Required work: Restate, word for word, every line of the data.

Data extracted from a collection
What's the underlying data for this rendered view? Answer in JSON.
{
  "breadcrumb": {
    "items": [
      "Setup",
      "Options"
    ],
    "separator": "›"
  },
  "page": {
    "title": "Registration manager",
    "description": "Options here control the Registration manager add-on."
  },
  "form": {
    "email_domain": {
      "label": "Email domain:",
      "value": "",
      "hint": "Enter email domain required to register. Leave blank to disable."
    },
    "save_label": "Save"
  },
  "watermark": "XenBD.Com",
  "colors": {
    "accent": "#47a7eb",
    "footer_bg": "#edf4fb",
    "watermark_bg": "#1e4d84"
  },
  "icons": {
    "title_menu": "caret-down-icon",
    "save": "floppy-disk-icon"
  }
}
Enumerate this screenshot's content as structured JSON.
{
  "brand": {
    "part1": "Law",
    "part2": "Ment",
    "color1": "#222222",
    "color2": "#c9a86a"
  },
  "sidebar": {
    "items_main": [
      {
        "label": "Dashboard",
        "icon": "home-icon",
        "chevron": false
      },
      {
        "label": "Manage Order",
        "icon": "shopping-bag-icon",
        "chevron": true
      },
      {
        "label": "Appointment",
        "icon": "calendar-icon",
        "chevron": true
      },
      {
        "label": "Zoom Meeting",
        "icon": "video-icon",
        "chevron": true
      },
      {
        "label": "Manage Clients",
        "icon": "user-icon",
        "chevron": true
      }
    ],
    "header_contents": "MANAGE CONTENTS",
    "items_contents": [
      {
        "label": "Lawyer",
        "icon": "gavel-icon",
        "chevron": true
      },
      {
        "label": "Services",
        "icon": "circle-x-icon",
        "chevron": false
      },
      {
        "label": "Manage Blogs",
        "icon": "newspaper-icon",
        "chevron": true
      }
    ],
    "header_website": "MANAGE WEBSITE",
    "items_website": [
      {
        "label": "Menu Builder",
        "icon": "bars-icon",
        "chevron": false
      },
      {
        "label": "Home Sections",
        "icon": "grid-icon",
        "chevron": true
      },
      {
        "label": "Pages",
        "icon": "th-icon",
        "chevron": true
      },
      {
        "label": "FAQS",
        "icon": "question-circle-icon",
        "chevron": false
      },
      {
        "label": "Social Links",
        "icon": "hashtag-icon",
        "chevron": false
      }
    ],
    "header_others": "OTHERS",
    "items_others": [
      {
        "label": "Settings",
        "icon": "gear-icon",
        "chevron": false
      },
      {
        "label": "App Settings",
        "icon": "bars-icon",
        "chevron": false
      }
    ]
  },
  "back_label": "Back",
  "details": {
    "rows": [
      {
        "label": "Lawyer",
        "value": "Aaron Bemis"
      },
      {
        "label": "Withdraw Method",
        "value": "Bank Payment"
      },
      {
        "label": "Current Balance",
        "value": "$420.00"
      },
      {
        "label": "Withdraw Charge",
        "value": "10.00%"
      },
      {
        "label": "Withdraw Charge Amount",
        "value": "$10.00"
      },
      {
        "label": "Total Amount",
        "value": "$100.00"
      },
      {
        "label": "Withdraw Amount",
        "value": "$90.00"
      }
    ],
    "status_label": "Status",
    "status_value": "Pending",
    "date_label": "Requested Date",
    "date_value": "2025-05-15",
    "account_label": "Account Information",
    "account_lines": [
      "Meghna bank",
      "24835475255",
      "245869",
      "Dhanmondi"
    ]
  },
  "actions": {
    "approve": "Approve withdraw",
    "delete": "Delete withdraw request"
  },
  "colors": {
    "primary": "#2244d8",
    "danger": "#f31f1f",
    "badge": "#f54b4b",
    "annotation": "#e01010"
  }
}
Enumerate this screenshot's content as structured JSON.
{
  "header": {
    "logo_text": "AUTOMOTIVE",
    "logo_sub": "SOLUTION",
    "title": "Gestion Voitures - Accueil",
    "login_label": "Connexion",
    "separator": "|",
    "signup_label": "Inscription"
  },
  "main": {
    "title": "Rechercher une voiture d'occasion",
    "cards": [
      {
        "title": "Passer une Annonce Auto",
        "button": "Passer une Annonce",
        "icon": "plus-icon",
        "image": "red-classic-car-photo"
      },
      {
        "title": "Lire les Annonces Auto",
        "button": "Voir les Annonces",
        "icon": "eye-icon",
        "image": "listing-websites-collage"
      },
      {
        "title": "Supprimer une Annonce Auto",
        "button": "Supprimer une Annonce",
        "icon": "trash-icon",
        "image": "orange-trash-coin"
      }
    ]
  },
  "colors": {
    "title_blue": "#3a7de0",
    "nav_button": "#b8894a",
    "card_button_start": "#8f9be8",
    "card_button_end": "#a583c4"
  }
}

Expected output:
What's the underlying data for this rendered view? Answer in JSON.
{
  "breadcrumb": {
    "items": [
      "Setup",
      "Options"
    ],
    "separator": "›"
  },
  "page": {
    "title": "Registration manager",
    "description": "Options here control the Registration manager add-on."
  },
  "form": {
    "email_domain": {
      "label": "Email domain:",
      "value": "",
      "hint": "Enter email domain required to register. Leave blank to disable."
    },
    "save_label": "Save"
  },
  "watermark": "XenBD.Com",
  "colors": {
    "accent": "#47a7eb",
    "footer_bg": "#edf4fb",
    "watermark_bg": "#1e4d84"
  },
  "icons": {
    "title_menu": "caret-down-icon",
    "save": "floppy-disk-icon"
  }
}
Enumerate this screenshot's content as structured JSON.
{
  "brand": {
    "part1": "Law",
    "part2": "Ment",
    "color1": "#222222",
    "color2": "#c9a86a"
  },
  "sidebar": {
    "items_main": [
      {
        "label": "Dashboard",
        "icon": "home-icon",
        "chevron": false
      },
      {
        "label": "Manage Order",
        "icon": "shopping-bag-icon",
        "chevron": true
      },
      {
        "label": "Appointment",
        "icon": "calendar-icon",
        "chevron": true
      },
      {
        "label": "Zoom Meeting",
        "icon": "video-icon",
        "chevron": true
      },
      {
        "label": "Manage Clients",
        "icon": "user-icon",
        "chevron": true
      }
    ],
    "header_contents": "MANAGE CONTENTS",
    "items_contents": [
      {
        "label": "Lawyer",
        "icon": "gavel-icon",
        "chevron": true
      },
      {
        "label": "Services",
        "icon": "circle-x-icon",
        "chevron": false
      },
      {
        "label": "Manage Blogs",
        "icon": "newspaper-icon",
        "chevron": true
      }
    ],
    "header_website": "MANAGE WEBSITE",
    "items_website": [
      {
        "label": "Menu Builder",
        "icon": "bars-icon",
        "chevron": false
      },
      {
        "label": "Home Sections",
        "icon": "grid-icon",
        "chevron": true
      },
      {
        "label": "Pages",
        "icon": "th-icon",
        "chevron": true
      },
      {
        "label": "FAQS",
        "icon": "question-circle-icon",
        "chevron": false
      },
      {
        "label": "Social Links",
        "icon": "hashtag-icon",
        "chevron": false
      }
    ],
    "header_others": "OTHERS",
    "items_others": [
      {
        "label": "Settings",
        "icon": "gear-icon",
        "chevron": false
      },
      {
        "label": "App Settings",
        "icon": "bars-icon",
        "chevron": false
      }
    ]
  },
  "back_label": "Back",
  "details": {
    "rows": [
      {
        "label": "Lawyer",
        "value": "Aaron Bemis"
      },
      {
        "label": "Withdraw Method",
        "value": "Bank Payment"
      },
      {
        "label": "Current Balance",
        "value": "$420.00"
      },
      {
        "label": "Withdraw Charge",
        "value": "10.00%"
      },
      {
        "label": "Withdraw Charge Amount",
        "value": "$10.00"
      },
      {
        "label": "Total Amount",
        "value": "$100.00"
      },
      {
        "label": "Withdraw Amount",
        "value": "$90.00"
      }
    ],
    "status_label": "Status",
    "status_value": "Pending",
    "date_label": "Requested Date",
    "date_value": "2025-05-15",
    "account_label": "Account Information",
    "account_lines": [
      "Meghna bank",
      "24835475255",
      "245869",
      "Dhanmondi"
    ]
  },
  "actions": {
    "approve": "Approve withdraw",
    "delete": "Delete withdraw request"
  },
  "colors": {
    "primary": "#2244d8",
    "danger": "#f31f1f",
    "badge": "#f54b4b",
    "annotation": "#e01010"
  }
}
Enumerate this screenshot's content as structured JSON.
{
  "header": {
    "logo_text": "AUTOMOTIVE",
    "logo_sub": "SOLUTION",
    "title": "Gestion Voitures - Accueil",
    "login_label": "Connexion",
    "separator": "|",
    "signup_label": "Inscription"
  },
  "main": {
    "title": "Rechercher une voiture d'occasion",
    "cards": [
      {
        "title": "Passer une Annonce Auto",
        "button": "Passer une Annonce",
        "icon": "plus-icon",
        "image": "red-classic-car-photo"
      },
      {
        "title": "Lire les Annonces Auto",
        "button": "Voir les Annonces",
        "icon": "eye-icon",
        "image": "listing-websites-collage"
      },
      {
        "title": "Supprimer une Annonce Auto",
        "button": "Supprimer une Annonce",
        "icon": "trash-icon",
        "image": "orange-trash-coin"
      }
    ]
  },
  "colors": {
    "title_blue": "#3a7de0",
    "nav_button": "#b8894a",
    "card_button_start": "#8f9be8",
    "card_button_end": "#a583c4"
  }
}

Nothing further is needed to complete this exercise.